Retype nothing but the lines running from the line that contains "Convert this chart" to the last line, both ends included, and skip every image.

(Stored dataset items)
▬▬▬▬▬▬▬▬▬▬
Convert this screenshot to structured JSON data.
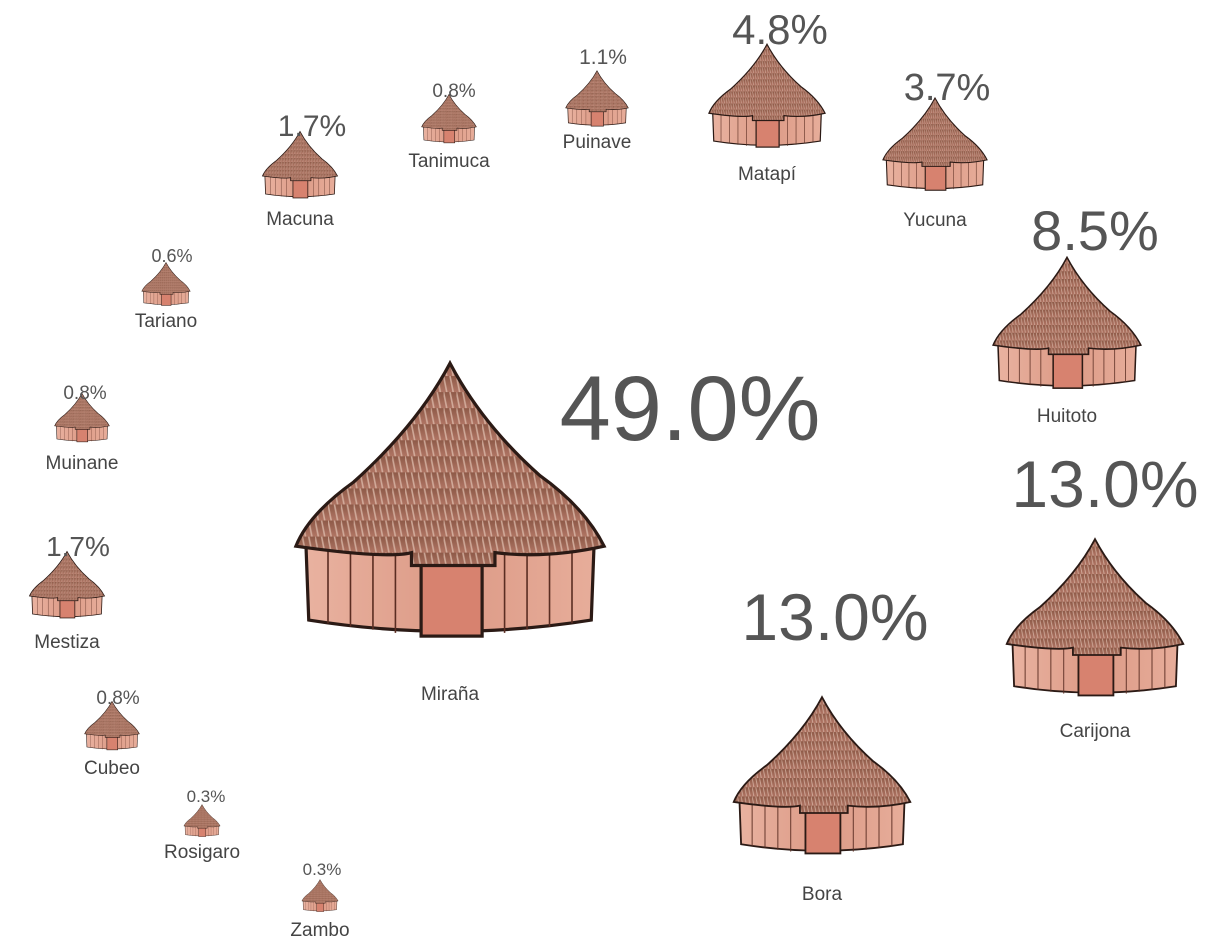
{
  "chart_data": {
    "type": "pictogram",
    "categories": [
      "Miraña",
      "Bora",
      "Carijona",
      "Huitoto",
      "Yucuna",
      "Matapí",
      "Puinave",
      "Tanimuca",
      "Macuna",
      "Tariano",
      "Muinane",
      "Mestiza",
      "Cubeo",
      "Rosigaro",
      "Zambo"
    ],
    "values": [
      49.0,
      13.0,
      13.0,
      8.5,
      3.7,
      4.8,
      1.1,
      0.8,
      1.7,
      0.6,
      0.8,
      1.7,
      0.8,
      0.3,
      0.3
    ],
    "value_labels": [
      "49.0%",
      "13.0%",
      "13.0%",
      "8.5%",
      "3.7%",
      "4.8%",
      "1.1%",
      "0.8%",
      "1.7%",
      "0.6%",
      "0.8%",
      "1.7%",
      "0.8%",
      "0.3%",
      "0.3%"
    ],
    "color": "#c98a78"
  }
}
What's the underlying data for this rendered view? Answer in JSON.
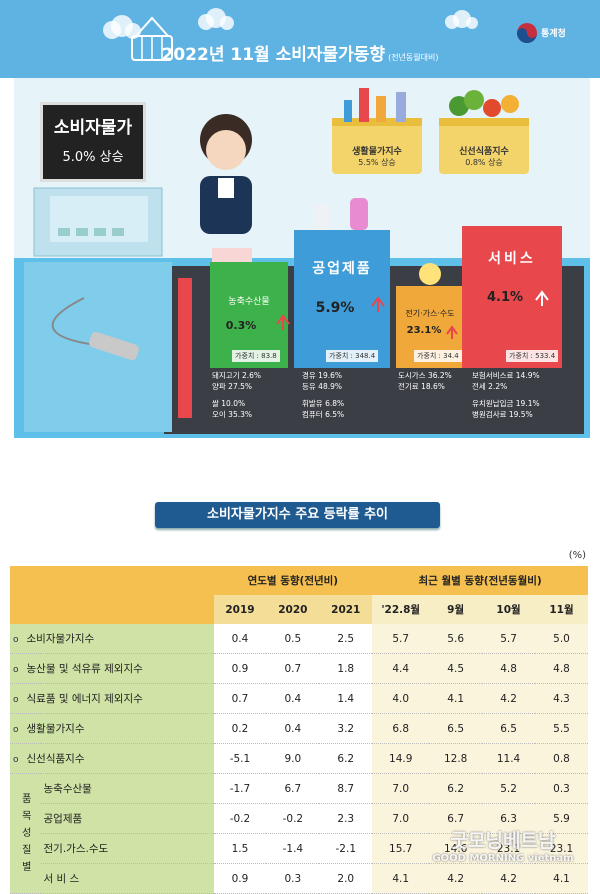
{
  "header": {
    "title": "2022년  11월 소비자물가동향",
    "subtitle": "(전년동월대비)",
    "logo_text": "통계청"
  },
  "headline": {
    "label": "소비자물가",
    "value": "5.0% 상승"
  },
  "baskets": [
    {
      "label": "생활물가지수",
      "value": "5.5% 상승"
    },
    {
      "label": "신선식품지수",
      "value": "0.8% 상승"
    }
  ],
  "categories": [
    {
      "name": "농축수산물",
      "value": "0.3%",
      "weight": "가중치 : 83.8",
      "color": "#3db14a",
      "items": [
        "돼지고기 2.6%",
        "양파 27.5%",
        "쌀 10.0%",
        "오이 35.3%"
      ]
    },
    {
      "name": "공업제품",
      "value": "5.9%",
      "weight": "가중치 : 348.4",
      "color": "#3e9cd9",
      "items": [
        "경유 19.6%",
        "등유 48.9%",
        "휘발유 6.8%",
        "컴퓨터 6.5%"
      ]
    },
    {
      "name": "전기·가스·수도",
      "value": "23.1%",
      "weight": "가중치 : 34.4",
      "color": "#f0a83a",
      "items": [
        "도시가스 36.2%",
        "전기료 18.6%"
      ]
    },
    {
      "name": "서비스",
      "value": "4.1%",
      "weight": "가중치 : 533.4",
      "color": "#e8474c",
      "items": [
        "보험서비스료 14.9%",
        "전세 2.2%",
        "유치원납입금 19.1%",
        "병원검사료 19.5%"
      ]
    }
  ],
  "section_title": "소비자물가지수 주요 등락률 추이",
  "unit": "(%)",
  "table": {
    "group_headers": [
      "연도별 동향(전년비)",
      "최근 월별 동향(전년동월비)"
    ],
    "columns": [
      "2019",
      "2020",
      "2021",
      "'22.8월",
      "9월",
      "10월",
      "11월"
    ],
    "group_label": "품목성질별",
    "rows": [
      {
        "label": "소비자물가지수",
        "values": [
          "0.4",
          "0.5",
          "2.5",
          "5.7",
          "5.6",
          "5.7",
          "5.0"
        ]
      },
      {
        "label": "농산물 및 석유류 제외지수",
        "values": [
          "0.9",
          "0.7",
          "1.8",
          "4.4",
          "4.5",
          "4.8",
          "4.8"
        ]
      },
      {
        "label": "식료품 및 에너지 제외지수",
        "values": [
          "0.7",
          "0.4",
          "1.4",
          "4.0",
          "4.1",
          "4.2",
          "4.3"
        ]
      },
      {
        "label": "생활물가지수",
        "values": [
          "0.2",
          "0.4",
          "3.2",
          "6.8",
          "6.5",
          "6.5",
          "5.5"
        ]
      },
      {
        "label": "신선식품지수",
        "values": [
          "-5.1",
          "9.0",
          "6.2",
          "14.9",
          "12.8",
          "11.4",
          "0.8"
        ]
      },
      {
        "label": "농축수산물",
        "values": [
          "-1.7",
          "6.7",
          "8.7",
          "7.0",
          "6.2",
          "5.2",
          "0.3"
        ]
      },
      {
        "label": "공업제품",
        "values": [
          "-0.2",
          "-0.2",
          "2.3",
          "7.0",
          "6.7",
          "6.3",
          "5.9"
        ]
      },
      {
        "label": "전기.가스.수도",
        "values": [
          "1.5",
          "-1.4",
          "-2.1",
          "15.7",
          "14.6",
          "23.1",
          "23.1"
        ]
      },
      {
        "label": "서 비 스",
        "values": [
          "0.9",
          "0.3",
          "2.0",
          "4.1",
          "4.2",
          "4.2",
          "4.1"
        ]
      }
    ]
  },
  "watermark": {
    "line1": "굿모닝베트남",
    "line2": "GOOD MORNING vietnam"
  },
  "chart_data": {
    "type": "table",
    "categories": [
      "2019",
      "2020",
      "2021",
      "'22.8월",
      "9월",
      "10월",
      "11월"
    ],
    "series": [
      {
        "name": "소비자물가지수",
        "values": [
          0.4,
          0.5,
          2.5,
          5.7,
          5.6,
          5.7,
          5.0
        ]
      },
      {
        "name": "농산물 및 석유류 제외지수",
        "values": [
          0.9,
          0.7,
          1.8,
          4.4,
          4.5,
          4.8,
          4.8
        ]
      },
      {
        "name": "식료품 및 에너지 제외지수",
        "values": [
          0.7,
          0.4,
          1.4,
          4.0,
          4.1,
          4.2,
          4.3
        ]
      },
      {
        "name": "생활물가지수",
        "values": [
          0.2,
          0.4,
          3.2,
          6.8,
          6.5,
          6.5,
          5.5
        ]
      },
      {
        "name": "신선식품지수",
        "values": [
          -5.1,
          9.0,
          6.2,
          14.9,
          12.8,
          11.4,
          0.8
        ]
      },
      {
        "name": "농축수산물",
        "values": [
          -1.7,
          6.7,
          8.7,
          7.0,
          6.2,
          5.2,
          0.3
        ]
      },
      {
        "name": "공업제품",
        "values": [
          -0.2,
          -0.2,
          2.3,
          7.0,
          6.7,
          6.3,
          5.9
        ]
      },
      {
        "name": "전기.가스.수도",
        "values": [
          1.5,
          -1.4,
          -2.1,
          15.7,
          14.6,
          23.1,
          23.1
        ]
      },
      {
        "name": "서 비 스",
        "values": [
          0.9,
          0.3,
          2.0,
          4.1,
          4.2,
          4.2,
          4.1
        ]
      }
    ]
  }
}
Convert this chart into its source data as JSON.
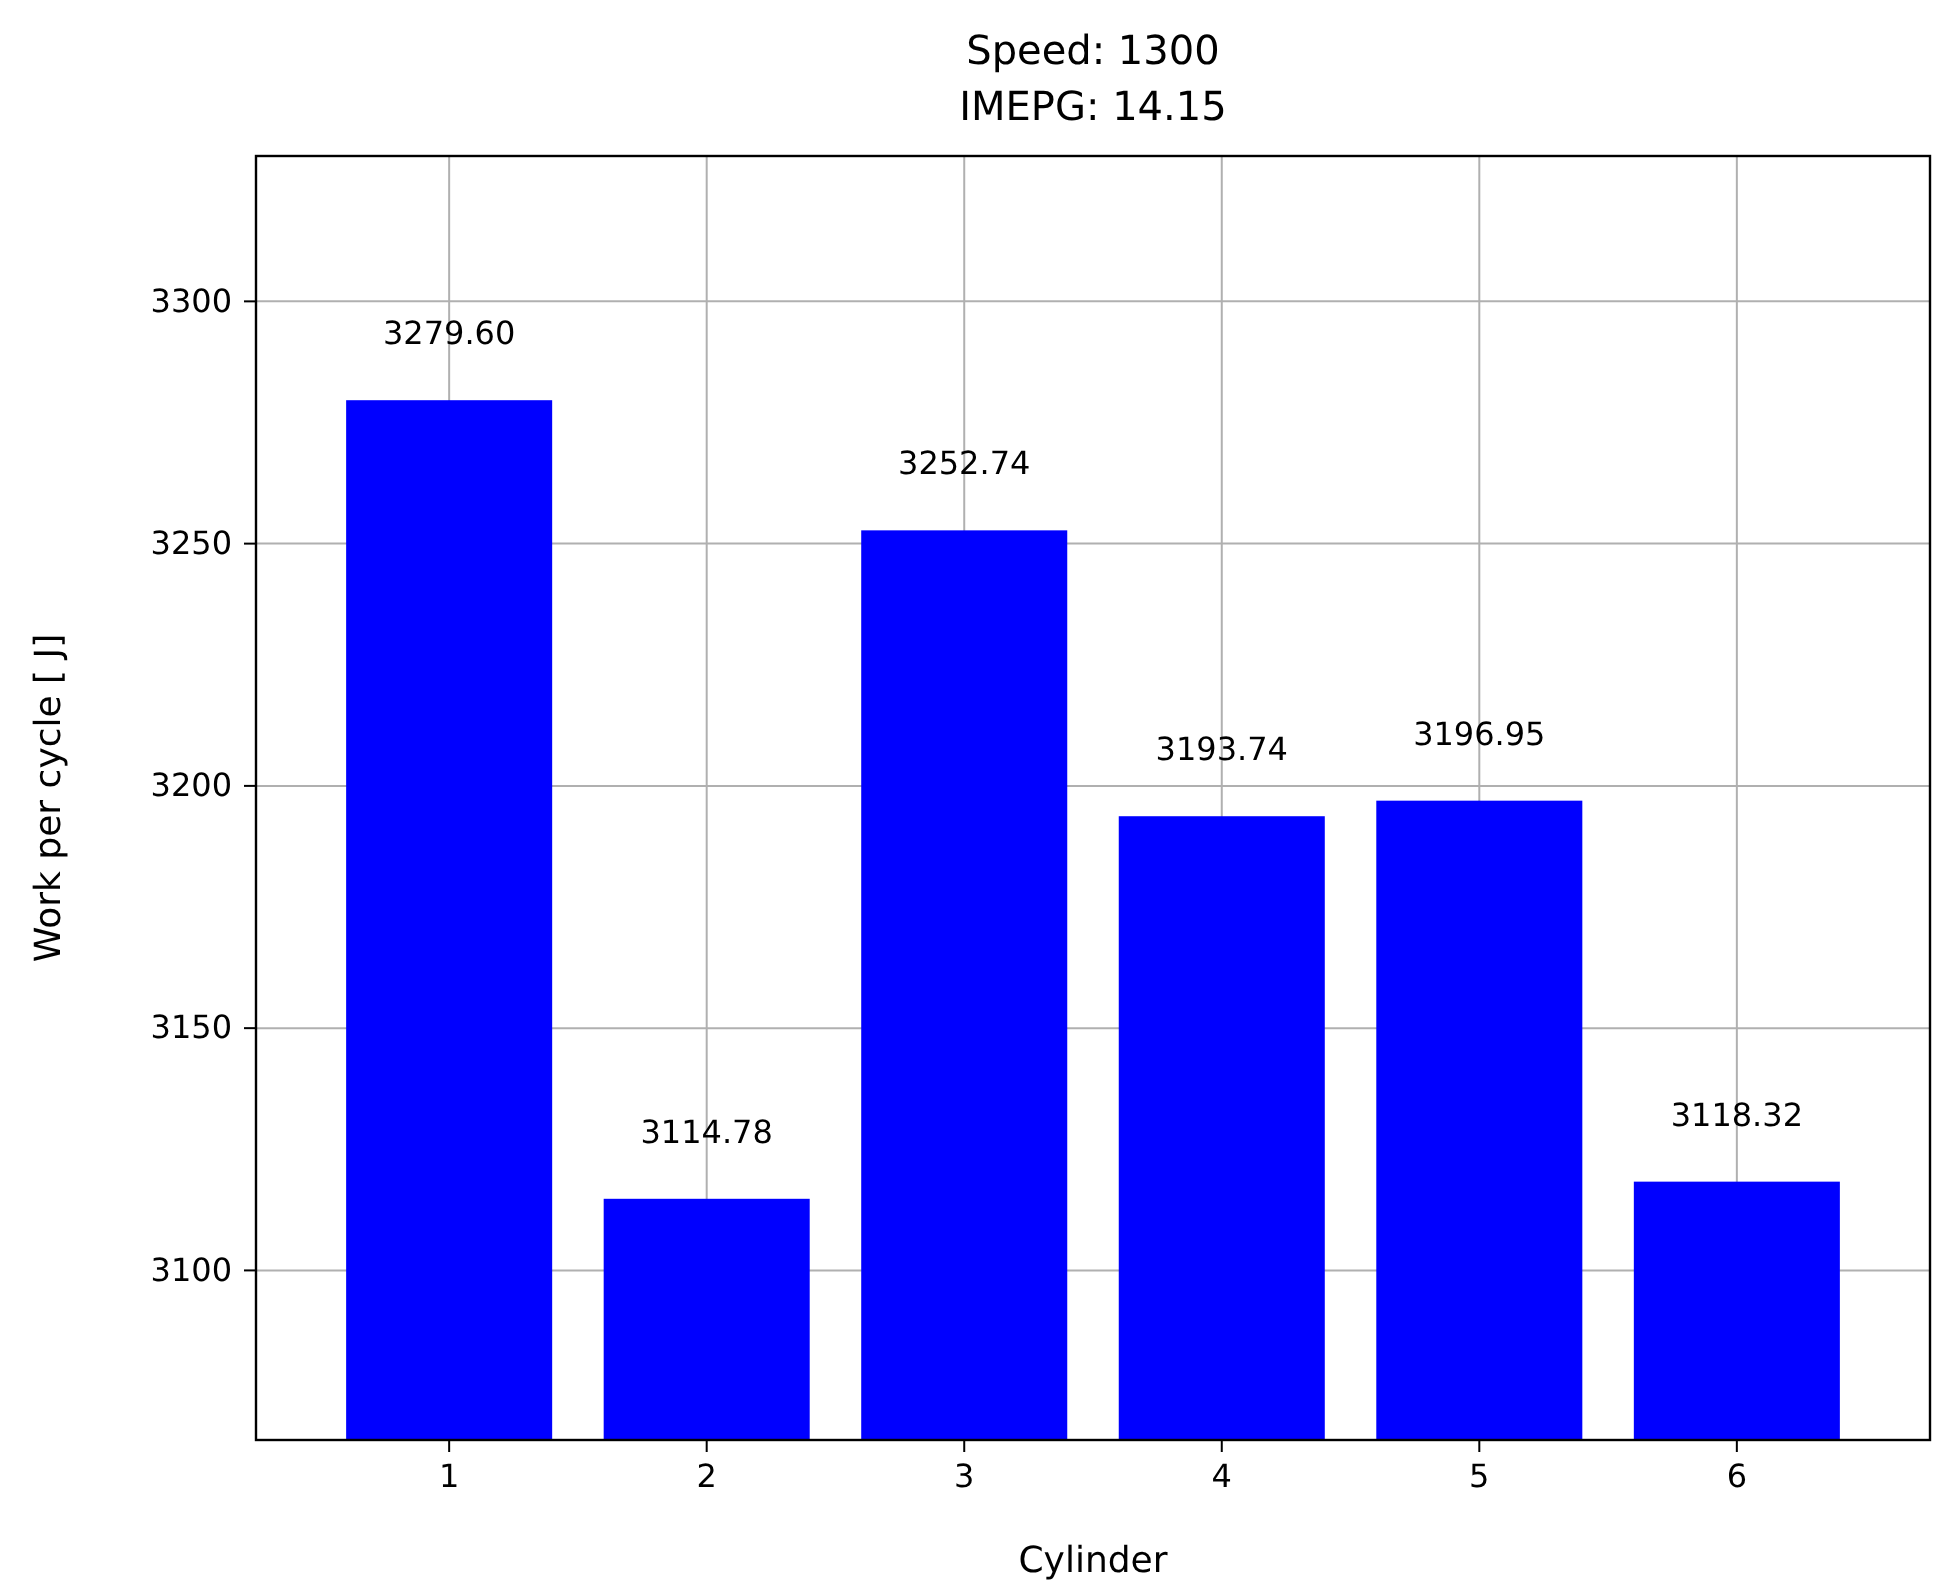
{
  "chart_data": {
    "type": "bar",
    "title": "Speed: 1300",
    "subtitle": "IMEPG: 14.15",
    "xlabel": "Cylinder",
    "ylabel": "Work per cycle [ J]",
    "categories": [
      "1",
      "2",
      "3",
      "4",
      "5",
      "6"
    ],
    "values": [
      3279.6,
      3114.78,
      3252.74,
      3193.74,
      3196.95,
      3118.32
    ],
    "value_labels": [
      "3279.60",
      "3114.78",
      "3252.74",
      "3193.74",
      "3196.95",
      "3118.32"
    ],
    "color": "#0000ff",
    "ylim": [
      3065,
      3330
    ],
    "yticks": [
      3100,
      3150,
      3200,
      3250,
      3300
    ],
    "grid": true
  }
}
▬▬▬▬▬▬▬▬▬▬
Exercise response ▸
Convert this chart into its source data as JSON.
{
  "chart_data": {
    "type": "bar",
    "title": "Speed: 1300",
    "subtitle": "IMEPG: 14.15",
    "xlabel": "Cylinder",
    "ylabel": "Work per cycle [ J]",
    "categories": [
      "1",
      "2",
      "3",
      "4",
      "5",
      "6"
    ],
    "values": [
      3279.6,
      3114.78,
      3252.74,
      3193.74,
      3196.95,
      3118.32
    ],
    "value_labels": [
      "3279.60",
      "3114.78",
      "3252.74",
      "3193.74",
      "3196.95",
      "3118.32"
    ],
    "color": "#0000ff",
    "ylim": [
      3065,
      3330
    ],
    "yticks": [
      3100,
      3150,
      3200,
      3250,
      3300
    ],
    "grid": true
  }
}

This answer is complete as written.